Problem details:
Print all entries precisely as they are written.
╭─ Provided data
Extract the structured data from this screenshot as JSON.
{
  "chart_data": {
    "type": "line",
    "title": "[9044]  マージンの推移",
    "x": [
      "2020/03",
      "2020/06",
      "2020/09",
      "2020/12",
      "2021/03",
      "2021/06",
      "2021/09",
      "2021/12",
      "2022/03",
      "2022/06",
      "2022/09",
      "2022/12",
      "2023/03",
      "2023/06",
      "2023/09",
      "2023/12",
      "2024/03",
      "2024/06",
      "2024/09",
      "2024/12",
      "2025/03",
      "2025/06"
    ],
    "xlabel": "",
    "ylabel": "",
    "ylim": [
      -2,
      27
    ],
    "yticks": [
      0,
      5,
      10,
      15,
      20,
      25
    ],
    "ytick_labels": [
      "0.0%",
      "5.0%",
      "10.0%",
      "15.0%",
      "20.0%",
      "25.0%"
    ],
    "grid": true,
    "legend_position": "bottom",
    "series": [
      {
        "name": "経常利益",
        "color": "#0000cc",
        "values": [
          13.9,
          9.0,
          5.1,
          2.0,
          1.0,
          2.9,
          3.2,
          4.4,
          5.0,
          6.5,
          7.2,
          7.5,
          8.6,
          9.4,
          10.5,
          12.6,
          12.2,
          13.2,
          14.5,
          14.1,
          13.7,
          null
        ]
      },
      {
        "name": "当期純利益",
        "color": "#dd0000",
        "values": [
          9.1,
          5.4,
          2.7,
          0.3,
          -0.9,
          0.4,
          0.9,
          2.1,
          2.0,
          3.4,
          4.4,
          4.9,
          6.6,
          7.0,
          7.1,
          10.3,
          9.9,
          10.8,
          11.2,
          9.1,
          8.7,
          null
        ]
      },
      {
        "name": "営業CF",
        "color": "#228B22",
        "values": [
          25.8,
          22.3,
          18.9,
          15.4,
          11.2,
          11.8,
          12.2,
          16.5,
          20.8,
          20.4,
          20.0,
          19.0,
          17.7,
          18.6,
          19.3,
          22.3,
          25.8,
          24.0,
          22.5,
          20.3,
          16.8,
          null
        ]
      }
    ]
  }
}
╰─
Response to this exercise:
Extract the structured data from this screenshot as JSON.
{
  "chart_data": {
    "type": "line",
    "title": "[9044]  マージンの推移",
    "x": [
      "2020/03",
      "2020/06",
      "2020/09",
      "2020/12",
      "2021/03",
      "2021/06",
      "2021/09",
      "2021/12",
      "2022/03",
      "2022/06",
      "2022/09",
      "2022/12",
      "2023/03",
      "2023/06",
      "2023/09",
      "2023/12",
      "2024/03",
      "2024/06",
      "2024/09",
      "2024/12",
      "2025/03",
      "2025/06"
    ],
    "xlabel": "",
    "ylabel": "",
    "ylim": [
      -2,
      27
    ],
    "yticks": [
      0,
      5,
      10,
      15,
      20,
      25
    ],
    "ytick_labels": [
      "0.0%",
      "5.0%",
      "10.0%",
      "15.0%",
      "20.0%",
      "25.0%"
    ],
    "grid": true,
    "legend_position": "bottom",
    "series": [
      {
        "name": "経常利益",
        "color": "#0000cc",
        "values": [
          13.9,
          9.0,
          5.1,
          2.0,
          1.0,
          2.9,
          3.2,
          4.4,
          5.0,
          6.5,
          7.2,
          7.5,
          8.6,
          9.4,
          10.5,
          12.6,
          12.2,
          13.2,
          14.5,
          14.1,
          13.7,
          null
        ]
      },
      {
        "name": "当期純利益",
        "color": "#dd0000",
        "values": [
          9.1,
          5.4,
          2.7,
          0.3,
          -0.9,
          0.4,
          0.9,
          2.1,
          2.0,
          3.4,
          4.4,
          4.9,
          6.6,
          7.0,
          7.1,
          10.3,
          9.9,
          10.8,
          11.2,
          9.1,
          8.7,
          null
        ]
      },
      {
        "name": "営業CF",
        "color": "#228B22",
        "values": [
          25.8,
          22.3,
          18.9,
          15.4,
          11.2,
          11.8,
          12.2,
          16.5,
          20.8,
          20.4,
          20.0,
          19.0,
          17.7,
          18.6,
          19.3,
          22.3,
          25.8,
          24.0,
          22.5,
          20.3,
          16.8,
          null
        ]
      }
    ]
  }
}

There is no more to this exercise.